*DESCRIPTION OF THE TASK*:
Return all of the entries exactly as written.

*ROWS*:
————

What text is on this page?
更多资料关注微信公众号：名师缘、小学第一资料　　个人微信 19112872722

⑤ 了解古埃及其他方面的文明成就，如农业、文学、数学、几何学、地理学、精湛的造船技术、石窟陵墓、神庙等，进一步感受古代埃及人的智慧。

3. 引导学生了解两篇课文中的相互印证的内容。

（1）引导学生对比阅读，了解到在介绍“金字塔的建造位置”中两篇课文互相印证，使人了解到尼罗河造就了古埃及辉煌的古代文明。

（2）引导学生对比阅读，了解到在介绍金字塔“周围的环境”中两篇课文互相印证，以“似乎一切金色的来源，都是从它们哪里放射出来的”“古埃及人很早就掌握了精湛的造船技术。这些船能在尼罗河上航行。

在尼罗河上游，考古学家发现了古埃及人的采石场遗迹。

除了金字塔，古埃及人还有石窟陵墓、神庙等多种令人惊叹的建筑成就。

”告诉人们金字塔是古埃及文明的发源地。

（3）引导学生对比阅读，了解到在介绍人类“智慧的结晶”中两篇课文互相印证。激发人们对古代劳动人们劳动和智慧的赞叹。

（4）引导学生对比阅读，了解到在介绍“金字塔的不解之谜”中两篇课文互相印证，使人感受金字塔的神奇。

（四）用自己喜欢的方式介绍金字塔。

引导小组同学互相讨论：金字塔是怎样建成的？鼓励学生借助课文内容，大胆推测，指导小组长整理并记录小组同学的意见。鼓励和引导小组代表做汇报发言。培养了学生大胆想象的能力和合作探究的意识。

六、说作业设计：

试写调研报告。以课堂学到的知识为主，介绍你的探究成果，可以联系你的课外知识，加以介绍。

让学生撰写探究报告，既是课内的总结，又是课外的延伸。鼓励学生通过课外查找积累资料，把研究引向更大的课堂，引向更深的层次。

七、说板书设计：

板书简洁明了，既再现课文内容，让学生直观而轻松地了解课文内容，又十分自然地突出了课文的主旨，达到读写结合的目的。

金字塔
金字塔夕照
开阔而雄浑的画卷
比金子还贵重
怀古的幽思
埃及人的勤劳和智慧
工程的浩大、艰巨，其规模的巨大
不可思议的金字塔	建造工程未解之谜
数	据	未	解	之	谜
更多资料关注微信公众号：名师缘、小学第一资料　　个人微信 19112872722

————

*RESPONSE BELOW*:
What text is on this page?
更多资料关注微信公众号：名师缘、小学第一资料　　个人微信 19112872722

⑤ 了解古埃及其他方面的文明成就，如农业、文学、数学、几何学、地理学、精湛的造船技术、石窟陵墓、神庙等，进一步感受古代埃及人的智慧。

3. 引导学生了解两篇课文中的相互印证的内容。

（1）引导学生对比阅读，了解到在介绍“金字塔的建造位置”中两篇课文互相印证，使人了解到尼罗河造就了古埃及辉煌的古代文明。

（2）引导学生对比阅读，了解到在介绍金字塔“周围的环境”中两篇课文互相印证，以“似乎一切金色的来源，都是从它们哪里放射出来的”“古埃及人很早就掌握了精湛的造船技术。这些船能在尼罗河上航行。

在尼罗河上游，考古学家发现了古埃及人的采石场遗迹。

除了金字塔，古埃及人还有石窟陵墓、神庙等多种令人惊叹的建筑成就。

”告诉人们金字塔是古埃及文明的发源地。

（3）引导学生对比阅读，了解到在介绍人类“智慧的结晶”中两篇课文互相印证。激发人们对古代劳动人们劳动和智慧的赞叹。

（4）引导学生对比阅读，了解到在介绍“金字塔的不解之谜”中两篇课文互相印证，使人感受金字塔的神奇。

（四）用自己喜欢的方式介绍金字塔。

引导小组同学互相讨论：金字塔是怎样建成的？鼓励学生借助课文内容，大胆推测，指导小组长整理并记录小组同学的意见。鼓励和引导小组代表做汇报发言。培养了学生大胆想象的能力和合作探究的意识。

六、说作业设计：

试写调研报告。以课堂学到的知识为主，介绍你的探究成果，可以联系你的课外知识，加以介绍。

让学生撰写探究报告，既是课内的总结，又是课外的延伸。鼓励学生通过课外查找积累资料，把研究引向更大的课堂，引向更深的层次。

七、说板书设计：

板书简洁明了，既再现课文内容，让学生直观而轻松地了解课文内容，又十分自然地突出了课文的主旨，达到读写结合的目的。

金字塔
金字塔夕照
开阔而雄浑的画卷
比金子还贵重
怀古的幽思
埃及人的勤劳和智慧
工程的浩大、艰巨，其规模的巨大
不可思议的金字塔	建造工程未解之谜
数	据	未	解	之	谜
更多资料关注微信公众号：名师缘、小学第一资料　　个人微信 19112872722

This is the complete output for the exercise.